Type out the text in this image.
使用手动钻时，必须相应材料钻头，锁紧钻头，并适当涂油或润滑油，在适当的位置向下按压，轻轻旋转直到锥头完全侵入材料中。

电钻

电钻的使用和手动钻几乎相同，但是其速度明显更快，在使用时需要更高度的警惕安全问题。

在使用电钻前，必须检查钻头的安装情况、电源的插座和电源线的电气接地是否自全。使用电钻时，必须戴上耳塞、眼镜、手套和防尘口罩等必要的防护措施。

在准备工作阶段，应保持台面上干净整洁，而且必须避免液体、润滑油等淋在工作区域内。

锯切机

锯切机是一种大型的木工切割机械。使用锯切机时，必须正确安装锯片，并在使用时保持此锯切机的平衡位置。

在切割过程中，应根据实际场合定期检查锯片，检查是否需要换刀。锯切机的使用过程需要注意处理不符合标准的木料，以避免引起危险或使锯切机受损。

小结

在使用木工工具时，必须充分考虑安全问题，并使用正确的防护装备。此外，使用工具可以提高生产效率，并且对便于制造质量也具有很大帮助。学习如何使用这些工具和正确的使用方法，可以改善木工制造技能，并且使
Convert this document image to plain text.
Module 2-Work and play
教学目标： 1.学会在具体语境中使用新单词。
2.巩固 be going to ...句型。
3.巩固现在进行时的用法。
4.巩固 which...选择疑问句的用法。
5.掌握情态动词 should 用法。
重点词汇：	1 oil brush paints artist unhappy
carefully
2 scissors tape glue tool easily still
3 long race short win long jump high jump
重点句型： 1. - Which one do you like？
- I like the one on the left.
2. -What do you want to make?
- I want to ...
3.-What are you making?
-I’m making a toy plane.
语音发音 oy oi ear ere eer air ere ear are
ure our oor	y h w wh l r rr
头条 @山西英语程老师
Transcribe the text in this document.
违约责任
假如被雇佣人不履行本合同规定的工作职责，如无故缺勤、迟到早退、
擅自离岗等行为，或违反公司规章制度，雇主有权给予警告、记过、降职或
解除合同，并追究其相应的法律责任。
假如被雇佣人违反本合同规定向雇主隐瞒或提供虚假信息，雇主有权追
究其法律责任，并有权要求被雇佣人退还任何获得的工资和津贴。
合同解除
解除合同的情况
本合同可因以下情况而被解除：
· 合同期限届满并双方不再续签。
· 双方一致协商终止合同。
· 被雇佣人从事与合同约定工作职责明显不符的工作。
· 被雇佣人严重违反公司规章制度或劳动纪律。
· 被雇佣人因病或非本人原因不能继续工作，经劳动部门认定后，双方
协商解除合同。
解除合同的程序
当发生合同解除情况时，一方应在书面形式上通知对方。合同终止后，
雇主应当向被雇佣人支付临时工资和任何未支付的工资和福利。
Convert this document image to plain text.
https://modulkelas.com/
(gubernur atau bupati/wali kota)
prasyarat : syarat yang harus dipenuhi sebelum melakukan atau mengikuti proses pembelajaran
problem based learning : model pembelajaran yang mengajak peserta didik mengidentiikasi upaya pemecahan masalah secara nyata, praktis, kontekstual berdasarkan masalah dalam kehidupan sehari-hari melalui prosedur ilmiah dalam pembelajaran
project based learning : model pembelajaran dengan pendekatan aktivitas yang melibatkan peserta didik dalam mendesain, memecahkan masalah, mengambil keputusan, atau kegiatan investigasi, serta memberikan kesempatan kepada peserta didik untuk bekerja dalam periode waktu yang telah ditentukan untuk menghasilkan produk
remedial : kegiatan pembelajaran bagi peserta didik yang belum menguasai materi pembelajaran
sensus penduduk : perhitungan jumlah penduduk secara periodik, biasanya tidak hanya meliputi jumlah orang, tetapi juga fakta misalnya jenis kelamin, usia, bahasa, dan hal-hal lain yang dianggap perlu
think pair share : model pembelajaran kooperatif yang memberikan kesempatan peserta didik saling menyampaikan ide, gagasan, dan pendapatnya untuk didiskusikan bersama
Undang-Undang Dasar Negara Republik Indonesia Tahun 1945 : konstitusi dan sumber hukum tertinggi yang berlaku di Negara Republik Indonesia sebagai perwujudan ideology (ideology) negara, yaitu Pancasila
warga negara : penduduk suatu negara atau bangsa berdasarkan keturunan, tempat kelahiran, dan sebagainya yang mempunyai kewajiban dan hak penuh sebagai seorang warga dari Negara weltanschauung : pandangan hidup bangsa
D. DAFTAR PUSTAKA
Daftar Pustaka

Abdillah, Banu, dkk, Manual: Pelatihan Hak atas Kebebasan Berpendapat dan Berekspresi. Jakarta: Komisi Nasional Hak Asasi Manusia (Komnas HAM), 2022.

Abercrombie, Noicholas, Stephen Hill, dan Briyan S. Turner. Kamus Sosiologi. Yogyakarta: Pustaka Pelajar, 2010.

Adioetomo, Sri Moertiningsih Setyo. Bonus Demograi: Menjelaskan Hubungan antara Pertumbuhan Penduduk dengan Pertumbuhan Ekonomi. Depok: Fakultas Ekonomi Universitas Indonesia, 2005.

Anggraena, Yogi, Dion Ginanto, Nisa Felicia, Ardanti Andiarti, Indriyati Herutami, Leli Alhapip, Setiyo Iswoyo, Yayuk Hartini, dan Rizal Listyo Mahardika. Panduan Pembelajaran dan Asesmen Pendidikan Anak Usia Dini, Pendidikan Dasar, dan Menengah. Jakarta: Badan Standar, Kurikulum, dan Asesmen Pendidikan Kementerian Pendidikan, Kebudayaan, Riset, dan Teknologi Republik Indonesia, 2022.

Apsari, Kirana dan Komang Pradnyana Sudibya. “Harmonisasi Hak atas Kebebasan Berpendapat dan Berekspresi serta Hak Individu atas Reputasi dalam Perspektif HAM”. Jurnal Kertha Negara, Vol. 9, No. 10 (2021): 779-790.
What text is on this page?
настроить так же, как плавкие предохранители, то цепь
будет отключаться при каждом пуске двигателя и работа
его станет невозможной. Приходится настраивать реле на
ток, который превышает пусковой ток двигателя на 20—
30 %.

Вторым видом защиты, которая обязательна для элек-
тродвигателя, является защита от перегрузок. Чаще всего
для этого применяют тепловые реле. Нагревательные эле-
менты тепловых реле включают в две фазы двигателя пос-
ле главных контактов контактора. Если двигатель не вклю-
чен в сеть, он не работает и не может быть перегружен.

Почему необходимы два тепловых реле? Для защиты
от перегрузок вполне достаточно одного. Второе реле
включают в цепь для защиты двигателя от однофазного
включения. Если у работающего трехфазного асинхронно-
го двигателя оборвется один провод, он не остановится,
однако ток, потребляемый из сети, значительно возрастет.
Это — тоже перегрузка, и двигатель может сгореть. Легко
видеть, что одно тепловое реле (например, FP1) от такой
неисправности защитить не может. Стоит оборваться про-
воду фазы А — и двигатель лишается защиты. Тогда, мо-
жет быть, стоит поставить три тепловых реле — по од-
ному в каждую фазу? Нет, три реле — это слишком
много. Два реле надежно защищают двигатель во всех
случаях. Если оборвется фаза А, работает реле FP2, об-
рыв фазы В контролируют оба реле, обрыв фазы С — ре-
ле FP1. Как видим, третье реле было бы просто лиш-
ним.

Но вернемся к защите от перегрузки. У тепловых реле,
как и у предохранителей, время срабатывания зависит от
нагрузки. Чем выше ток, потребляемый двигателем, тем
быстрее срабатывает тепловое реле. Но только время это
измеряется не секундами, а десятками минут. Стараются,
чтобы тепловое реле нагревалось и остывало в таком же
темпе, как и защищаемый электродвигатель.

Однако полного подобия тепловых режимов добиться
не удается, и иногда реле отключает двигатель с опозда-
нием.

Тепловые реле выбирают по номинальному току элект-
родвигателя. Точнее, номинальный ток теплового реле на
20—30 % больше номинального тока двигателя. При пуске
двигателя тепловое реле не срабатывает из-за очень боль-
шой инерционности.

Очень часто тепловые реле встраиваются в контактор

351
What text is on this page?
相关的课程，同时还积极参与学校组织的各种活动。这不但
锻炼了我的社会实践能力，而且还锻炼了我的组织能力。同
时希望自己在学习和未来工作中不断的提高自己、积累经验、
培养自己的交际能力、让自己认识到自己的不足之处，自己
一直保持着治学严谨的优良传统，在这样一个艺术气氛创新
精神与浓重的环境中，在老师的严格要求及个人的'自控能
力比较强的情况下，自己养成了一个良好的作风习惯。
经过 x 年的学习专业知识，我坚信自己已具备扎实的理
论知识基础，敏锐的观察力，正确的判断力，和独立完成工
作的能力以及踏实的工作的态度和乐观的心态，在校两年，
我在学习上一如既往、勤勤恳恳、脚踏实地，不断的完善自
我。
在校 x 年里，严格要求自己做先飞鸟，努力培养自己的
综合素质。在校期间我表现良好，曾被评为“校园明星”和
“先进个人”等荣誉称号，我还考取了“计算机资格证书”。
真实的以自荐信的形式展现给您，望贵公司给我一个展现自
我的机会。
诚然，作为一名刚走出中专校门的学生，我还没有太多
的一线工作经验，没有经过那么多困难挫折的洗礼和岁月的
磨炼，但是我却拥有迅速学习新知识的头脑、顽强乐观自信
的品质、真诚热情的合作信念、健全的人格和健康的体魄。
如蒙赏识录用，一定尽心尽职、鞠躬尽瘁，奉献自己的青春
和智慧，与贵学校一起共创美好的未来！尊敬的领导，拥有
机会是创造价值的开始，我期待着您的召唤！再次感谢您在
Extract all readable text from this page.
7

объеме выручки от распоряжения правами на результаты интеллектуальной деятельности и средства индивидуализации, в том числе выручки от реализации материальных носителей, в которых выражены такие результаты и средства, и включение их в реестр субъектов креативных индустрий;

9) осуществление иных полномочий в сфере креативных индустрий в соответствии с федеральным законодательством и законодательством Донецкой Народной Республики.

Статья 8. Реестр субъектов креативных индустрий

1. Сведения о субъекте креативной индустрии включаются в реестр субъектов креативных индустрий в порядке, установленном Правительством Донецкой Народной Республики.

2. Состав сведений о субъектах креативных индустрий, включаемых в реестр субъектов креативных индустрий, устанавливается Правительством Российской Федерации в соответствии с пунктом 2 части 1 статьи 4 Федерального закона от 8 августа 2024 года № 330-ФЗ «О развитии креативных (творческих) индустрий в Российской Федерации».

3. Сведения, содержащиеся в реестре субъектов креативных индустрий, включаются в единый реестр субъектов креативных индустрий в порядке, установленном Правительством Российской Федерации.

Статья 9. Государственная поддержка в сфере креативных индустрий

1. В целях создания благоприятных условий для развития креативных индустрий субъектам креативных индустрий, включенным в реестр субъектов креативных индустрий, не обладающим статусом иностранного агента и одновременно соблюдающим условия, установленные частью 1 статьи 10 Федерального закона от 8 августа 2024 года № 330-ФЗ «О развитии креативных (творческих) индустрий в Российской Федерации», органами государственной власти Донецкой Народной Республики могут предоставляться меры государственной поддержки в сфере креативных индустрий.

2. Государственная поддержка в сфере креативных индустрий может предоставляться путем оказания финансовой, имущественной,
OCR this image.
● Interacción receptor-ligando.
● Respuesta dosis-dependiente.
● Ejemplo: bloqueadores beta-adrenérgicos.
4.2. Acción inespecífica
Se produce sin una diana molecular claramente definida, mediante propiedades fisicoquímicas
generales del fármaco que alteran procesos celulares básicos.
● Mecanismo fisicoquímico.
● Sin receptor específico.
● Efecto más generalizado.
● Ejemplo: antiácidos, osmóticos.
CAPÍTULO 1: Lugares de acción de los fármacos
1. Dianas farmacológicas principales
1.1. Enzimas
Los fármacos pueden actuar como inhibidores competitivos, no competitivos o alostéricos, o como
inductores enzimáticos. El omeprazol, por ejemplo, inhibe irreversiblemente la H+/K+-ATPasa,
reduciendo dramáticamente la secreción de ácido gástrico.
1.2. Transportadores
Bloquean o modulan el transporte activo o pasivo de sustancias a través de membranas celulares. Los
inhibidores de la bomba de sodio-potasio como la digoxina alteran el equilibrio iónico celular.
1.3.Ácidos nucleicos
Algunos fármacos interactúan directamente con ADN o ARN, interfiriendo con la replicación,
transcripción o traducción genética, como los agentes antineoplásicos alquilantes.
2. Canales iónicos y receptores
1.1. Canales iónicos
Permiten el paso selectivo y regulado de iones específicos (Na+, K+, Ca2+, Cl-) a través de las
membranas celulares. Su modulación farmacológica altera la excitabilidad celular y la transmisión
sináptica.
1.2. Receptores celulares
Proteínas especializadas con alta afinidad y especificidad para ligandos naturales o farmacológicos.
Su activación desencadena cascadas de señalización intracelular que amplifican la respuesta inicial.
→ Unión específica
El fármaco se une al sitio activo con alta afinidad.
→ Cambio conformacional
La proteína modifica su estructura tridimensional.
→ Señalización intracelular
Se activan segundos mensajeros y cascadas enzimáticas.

| Short exercise |
Search the entries for the word "поддержка" and gather every line where it appears.

| Right answer |
Статья 9. Государственная поддержка в сфере креативных индустрий
2. Государственная поддержка в сфере креативных индустрий может предоставляться путем оказания финансовой, имущественной,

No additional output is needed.